__Problem to work on__
Search the entries below. Return every line that has "JSON" in it.

Items from a figure collection
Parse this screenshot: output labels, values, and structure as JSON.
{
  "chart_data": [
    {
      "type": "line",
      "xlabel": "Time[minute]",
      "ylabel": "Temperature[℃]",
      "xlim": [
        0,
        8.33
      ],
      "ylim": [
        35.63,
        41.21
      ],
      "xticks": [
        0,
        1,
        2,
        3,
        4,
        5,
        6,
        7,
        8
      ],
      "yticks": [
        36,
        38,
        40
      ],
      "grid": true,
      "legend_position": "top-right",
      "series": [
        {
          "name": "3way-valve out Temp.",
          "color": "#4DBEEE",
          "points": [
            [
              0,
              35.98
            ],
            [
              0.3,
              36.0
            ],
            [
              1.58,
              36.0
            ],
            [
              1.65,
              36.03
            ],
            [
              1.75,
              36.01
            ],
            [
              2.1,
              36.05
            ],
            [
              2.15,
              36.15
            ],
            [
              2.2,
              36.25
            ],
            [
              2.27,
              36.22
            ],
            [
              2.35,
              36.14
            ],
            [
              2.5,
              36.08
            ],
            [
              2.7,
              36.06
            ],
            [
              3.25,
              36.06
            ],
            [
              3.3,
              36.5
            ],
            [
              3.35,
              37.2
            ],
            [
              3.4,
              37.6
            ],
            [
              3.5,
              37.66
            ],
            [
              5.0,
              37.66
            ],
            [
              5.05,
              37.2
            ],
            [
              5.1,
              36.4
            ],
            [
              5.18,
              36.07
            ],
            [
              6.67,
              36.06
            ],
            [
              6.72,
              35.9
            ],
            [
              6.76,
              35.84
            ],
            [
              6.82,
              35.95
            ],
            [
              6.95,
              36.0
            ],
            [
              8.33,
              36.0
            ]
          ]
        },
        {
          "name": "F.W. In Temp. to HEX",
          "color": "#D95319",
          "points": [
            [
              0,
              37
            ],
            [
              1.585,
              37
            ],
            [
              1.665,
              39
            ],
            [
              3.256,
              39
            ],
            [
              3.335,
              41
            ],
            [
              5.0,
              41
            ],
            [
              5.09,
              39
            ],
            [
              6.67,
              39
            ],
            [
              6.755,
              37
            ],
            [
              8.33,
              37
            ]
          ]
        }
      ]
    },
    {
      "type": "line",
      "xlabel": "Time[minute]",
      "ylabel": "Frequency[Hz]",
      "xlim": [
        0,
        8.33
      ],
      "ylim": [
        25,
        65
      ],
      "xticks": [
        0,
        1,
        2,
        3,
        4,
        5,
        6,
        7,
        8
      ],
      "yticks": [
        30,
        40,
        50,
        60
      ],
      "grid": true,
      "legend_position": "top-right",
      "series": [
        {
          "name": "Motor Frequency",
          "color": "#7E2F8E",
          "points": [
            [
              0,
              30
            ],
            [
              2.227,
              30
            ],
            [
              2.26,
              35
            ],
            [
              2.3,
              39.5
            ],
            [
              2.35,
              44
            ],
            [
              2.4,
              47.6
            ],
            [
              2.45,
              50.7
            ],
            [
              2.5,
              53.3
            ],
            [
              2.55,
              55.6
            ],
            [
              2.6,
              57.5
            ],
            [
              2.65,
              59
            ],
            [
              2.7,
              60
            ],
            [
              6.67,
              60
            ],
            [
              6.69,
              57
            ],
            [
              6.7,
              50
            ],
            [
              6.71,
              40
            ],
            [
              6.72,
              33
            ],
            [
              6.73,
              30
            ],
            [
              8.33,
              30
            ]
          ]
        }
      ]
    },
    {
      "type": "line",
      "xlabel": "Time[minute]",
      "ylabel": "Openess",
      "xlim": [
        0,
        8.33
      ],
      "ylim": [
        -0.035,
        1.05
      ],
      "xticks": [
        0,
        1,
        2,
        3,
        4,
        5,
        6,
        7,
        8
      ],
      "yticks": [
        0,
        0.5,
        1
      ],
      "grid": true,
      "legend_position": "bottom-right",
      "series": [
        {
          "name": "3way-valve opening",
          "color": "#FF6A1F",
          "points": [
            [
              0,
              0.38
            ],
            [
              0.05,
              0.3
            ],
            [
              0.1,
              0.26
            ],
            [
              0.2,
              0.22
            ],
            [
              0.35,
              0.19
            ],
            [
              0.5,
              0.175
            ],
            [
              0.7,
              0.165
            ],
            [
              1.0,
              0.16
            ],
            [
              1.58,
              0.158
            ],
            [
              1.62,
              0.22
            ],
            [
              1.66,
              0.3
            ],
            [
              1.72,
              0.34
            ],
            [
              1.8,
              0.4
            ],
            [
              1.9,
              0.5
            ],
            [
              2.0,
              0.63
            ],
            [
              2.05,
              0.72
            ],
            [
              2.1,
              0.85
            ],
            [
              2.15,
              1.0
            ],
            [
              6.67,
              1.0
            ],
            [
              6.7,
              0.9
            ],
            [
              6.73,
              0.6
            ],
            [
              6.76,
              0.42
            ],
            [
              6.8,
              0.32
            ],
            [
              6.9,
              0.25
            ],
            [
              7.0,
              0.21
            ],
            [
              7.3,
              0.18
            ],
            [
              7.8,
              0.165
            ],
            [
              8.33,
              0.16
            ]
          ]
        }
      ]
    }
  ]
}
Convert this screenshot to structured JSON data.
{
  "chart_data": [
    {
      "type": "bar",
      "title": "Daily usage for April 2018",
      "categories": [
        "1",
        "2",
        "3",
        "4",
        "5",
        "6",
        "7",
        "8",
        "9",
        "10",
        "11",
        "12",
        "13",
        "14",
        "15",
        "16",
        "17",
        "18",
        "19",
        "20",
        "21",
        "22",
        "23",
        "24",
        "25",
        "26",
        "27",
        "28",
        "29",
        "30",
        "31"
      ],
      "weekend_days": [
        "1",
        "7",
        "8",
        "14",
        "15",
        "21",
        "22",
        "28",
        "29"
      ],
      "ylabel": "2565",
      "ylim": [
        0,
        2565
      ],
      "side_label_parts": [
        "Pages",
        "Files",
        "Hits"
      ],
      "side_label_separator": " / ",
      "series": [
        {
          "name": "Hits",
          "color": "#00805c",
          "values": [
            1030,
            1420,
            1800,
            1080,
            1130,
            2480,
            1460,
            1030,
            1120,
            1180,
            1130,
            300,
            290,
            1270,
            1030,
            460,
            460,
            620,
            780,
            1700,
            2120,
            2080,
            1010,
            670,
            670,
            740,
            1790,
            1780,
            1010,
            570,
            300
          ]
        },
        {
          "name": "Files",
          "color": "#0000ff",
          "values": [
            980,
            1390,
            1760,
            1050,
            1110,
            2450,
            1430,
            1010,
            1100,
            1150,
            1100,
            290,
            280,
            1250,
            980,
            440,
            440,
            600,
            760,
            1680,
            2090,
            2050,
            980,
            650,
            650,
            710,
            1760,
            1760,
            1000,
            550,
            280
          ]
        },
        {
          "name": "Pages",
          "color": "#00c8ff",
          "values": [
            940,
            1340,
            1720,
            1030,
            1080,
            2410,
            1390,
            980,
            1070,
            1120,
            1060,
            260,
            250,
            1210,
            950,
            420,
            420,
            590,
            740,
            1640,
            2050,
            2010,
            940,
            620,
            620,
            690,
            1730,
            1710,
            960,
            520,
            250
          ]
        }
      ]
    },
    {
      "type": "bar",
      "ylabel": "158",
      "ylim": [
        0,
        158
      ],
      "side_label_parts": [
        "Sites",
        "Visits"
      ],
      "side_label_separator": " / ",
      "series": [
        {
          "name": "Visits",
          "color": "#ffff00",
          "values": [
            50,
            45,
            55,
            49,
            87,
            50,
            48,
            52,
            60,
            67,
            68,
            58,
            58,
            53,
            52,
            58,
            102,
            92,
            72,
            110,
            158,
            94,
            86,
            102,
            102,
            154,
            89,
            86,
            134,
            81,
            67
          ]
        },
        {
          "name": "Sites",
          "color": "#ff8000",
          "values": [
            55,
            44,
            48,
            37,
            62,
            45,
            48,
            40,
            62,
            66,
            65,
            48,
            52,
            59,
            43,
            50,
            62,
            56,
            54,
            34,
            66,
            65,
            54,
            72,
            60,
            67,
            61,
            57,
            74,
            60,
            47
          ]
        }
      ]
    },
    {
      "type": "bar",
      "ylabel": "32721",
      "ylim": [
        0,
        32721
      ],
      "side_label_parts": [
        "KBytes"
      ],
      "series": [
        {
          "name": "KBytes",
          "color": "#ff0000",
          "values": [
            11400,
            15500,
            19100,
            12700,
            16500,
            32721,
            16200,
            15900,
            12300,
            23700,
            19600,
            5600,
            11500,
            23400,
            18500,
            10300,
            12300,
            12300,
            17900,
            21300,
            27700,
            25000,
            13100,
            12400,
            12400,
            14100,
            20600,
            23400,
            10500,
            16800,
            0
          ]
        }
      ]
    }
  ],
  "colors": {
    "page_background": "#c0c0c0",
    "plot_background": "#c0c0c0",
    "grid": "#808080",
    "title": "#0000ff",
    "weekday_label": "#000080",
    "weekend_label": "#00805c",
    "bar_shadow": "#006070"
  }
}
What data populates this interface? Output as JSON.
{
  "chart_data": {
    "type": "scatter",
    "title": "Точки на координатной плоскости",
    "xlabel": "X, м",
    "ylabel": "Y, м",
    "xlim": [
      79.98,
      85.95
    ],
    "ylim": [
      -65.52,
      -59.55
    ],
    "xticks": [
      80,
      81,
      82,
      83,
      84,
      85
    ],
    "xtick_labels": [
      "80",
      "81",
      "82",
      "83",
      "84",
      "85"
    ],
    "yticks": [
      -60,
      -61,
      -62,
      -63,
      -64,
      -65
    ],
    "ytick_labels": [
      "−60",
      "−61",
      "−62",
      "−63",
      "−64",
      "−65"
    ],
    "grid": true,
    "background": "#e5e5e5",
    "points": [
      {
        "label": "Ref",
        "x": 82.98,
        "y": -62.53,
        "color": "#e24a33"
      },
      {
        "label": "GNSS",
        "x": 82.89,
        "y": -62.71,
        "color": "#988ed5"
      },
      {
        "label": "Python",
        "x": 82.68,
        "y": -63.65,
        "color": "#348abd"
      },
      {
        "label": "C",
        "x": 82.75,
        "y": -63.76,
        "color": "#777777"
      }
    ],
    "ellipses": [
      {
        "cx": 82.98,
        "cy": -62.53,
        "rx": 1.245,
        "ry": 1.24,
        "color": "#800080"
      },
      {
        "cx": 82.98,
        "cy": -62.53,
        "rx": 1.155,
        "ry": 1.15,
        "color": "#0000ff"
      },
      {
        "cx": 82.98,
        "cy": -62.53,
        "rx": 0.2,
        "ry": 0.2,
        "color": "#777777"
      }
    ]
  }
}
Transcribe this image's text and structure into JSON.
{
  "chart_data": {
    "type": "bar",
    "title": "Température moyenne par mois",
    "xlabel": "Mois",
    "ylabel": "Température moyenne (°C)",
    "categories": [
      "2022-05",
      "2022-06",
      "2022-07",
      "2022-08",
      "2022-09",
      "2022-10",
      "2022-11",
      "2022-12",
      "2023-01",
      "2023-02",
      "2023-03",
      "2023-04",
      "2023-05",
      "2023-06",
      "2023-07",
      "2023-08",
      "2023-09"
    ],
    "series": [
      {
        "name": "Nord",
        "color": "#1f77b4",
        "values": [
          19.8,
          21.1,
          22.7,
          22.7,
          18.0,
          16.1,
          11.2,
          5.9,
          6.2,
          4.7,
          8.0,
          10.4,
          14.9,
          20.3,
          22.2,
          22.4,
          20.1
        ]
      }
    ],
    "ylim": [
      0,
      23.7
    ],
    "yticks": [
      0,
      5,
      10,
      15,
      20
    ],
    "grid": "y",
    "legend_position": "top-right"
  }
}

__Written response__
Parse this screenshot: output labels, values, and structure as JSON.
Convert this screenshot to structured JSON data.
What data populates this interface? Output as JSON.
Transcribe this image's text and structure into JSON.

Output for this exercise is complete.